EXERCISE AIM —
Locate the word "pielgrzymkowe" in the data below, then copy every line that holds it.

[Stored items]
- - - - - - -

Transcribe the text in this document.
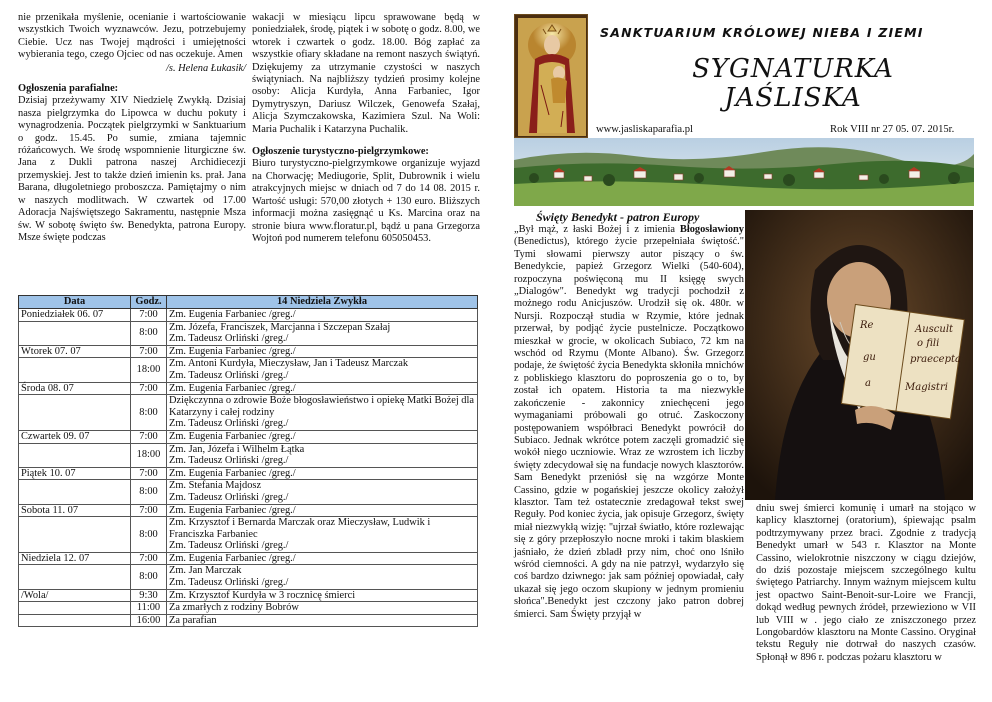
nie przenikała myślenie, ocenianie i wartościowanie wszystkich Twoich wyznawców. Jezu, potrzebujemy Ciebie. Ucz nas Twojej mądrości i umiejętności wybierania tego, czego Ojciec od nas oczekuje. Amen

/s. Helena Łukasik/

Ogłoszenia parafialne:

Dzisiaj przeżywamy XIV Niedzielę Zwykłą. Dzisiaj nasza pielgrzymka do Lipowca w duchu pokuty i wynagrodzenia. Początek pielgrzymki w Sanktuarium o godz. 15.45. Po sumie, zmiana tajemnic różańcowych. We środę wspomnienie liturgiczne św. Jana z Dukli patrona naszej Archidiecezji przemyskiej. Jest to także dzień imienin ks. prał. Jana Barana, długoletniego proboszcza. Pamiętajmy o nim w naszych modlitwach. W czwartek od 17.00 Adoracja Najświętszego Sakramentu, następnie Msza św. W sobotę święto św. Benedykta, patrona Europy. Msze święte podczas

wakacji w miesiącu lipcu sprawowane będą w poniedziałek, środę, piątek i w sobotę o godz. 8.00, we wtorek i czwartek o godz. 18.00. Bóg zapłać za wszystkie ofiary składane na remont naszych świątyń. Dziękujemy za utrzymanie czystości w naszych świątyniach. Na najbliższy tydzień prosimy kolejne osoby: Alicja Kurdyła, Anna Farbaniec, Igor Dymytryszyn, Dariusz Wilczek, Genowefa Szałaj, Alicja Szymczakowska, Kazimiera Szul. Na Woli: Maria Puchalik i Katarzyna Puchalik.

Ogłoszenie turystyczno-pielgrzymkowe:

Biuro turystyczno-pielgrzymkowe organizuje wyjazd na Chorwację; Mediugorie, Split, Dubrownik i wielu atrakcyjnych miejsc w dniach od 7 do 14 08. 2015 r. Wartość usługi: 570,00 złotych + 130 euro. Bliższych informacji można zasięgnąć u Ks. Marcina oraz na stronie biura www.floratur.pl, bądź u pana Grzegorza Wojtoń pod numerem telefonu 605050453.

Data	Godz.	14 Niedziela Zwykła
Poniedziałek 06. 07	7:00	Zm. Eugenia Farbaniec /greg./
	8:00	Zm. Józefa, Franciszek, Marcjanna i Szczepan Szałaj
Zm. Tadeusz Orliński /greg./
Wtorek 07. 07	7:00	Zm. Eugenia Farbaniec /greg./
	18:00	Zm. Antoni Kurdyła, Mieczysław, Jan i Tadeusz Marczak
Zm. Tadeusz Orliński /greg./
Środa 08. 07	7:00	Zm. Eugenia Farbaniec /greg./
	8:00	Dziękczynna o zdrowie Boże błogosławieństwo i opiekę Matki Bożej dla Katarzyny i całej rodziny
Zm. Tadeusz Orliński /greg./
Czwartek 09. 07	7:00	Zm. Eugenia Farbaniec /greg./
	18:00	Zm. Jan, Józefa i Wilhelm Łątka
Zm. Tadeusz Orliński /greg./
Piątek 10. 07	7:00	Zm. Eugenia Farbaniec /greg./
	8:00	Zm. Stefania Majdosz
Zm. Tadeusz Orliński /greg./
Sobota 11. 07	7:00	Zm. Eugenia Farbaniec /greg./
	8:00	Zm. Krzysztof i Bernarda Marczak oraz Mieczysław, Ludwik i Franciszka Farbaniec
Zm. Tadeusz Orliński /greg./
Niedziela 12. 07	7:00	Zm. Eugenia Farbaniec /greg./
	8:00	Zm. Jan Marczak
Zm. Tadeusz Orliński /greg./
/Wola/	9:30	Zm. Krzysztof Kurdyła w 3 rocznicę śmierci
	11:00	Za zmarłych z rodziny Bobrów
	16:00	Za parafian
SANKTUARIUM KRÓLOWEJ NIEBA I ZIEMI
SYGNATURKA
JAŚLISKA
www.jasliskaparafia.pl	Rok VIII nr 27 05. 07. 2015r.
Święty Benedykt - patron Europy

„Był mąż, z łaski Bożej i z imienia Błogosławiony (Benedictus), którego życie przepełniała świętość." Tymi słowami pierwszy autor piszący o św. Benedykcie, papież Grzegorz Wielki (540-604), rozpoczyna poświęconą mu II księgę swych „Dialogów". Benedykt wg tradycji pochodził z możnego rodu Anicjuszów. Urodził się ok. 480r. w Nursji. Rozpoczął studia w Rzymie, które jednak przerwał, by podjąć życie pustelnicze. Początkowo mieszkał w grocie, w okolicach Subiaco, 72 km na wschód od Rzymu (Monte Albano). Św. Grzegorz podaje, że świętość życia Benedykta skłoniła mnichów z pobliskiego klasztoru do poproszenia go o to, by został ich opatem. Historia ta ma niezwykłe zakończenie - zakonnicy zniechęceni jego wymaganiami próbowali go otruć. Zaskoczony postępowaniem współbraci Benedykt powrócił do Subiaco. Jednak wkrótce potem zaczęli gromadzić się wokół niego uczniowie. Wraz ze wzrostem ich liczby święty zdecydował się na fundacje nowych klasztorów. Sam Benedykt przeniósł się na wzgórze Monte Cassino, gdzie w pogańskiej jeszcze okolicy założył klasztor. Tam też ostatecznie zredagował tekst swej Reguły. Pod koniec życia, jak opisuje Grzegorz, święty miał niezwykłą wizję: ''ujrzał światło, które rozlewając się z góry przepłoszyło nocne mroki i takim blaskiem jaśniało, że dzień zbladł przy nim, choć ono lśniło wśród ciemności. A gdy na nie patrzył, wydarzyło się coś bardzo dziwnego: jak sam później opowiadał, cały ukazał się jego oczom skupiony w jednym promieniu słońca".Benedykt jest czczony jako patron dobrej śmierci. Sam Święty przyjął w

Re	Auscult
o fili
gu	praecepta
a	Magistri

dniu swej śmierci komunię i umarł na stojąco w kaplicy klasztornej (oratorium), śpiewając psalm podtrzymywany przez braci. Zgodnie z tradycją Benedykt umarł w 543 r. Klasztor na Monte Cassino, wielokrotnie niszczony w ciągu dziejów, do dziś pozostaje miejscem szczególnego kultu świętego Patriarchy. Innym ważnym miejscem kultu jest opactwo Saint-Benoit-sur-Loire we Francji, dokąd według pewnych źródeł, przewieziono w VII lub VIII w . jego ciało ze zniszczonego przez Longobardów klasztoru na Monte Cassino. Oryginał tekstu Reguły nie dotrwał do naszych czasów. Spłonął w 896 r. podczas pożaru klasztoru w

- - - - - - -

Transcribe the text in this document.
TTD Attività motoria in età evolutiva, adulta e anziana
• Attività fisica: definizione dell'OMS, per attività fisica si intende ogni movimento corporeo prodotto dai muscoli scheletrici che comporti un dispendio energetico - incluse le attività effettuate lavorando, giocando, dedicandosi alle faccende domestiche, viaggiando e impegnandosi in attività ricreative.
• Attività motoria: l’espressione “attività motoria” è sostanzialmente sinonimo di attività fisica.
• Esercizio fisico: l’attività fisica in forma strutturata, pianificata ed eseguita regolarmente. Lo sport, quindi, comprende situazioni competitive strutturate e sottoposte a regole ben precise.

- - - - - - -

REPLY —
Ogłoszenie turystyczno-pielgrzymkowe:
Biuro turystyczno-pielgrzymkowe organizuje wyjazd na Chorwację; Mediugorie, Split, Dubrownik i wielu atrakcyjnych miejsc w dniach od 7 do 14 08. 2015 r. Wartość usługi: 570,00 złotych + 130 euro. Bliższych informacji można zasięgnąć u Ks. Marcina oraz na stronie biura www.floratur.pl, bądź u pana Grzegorza Wojtoń pod numerem telefonu 605050453.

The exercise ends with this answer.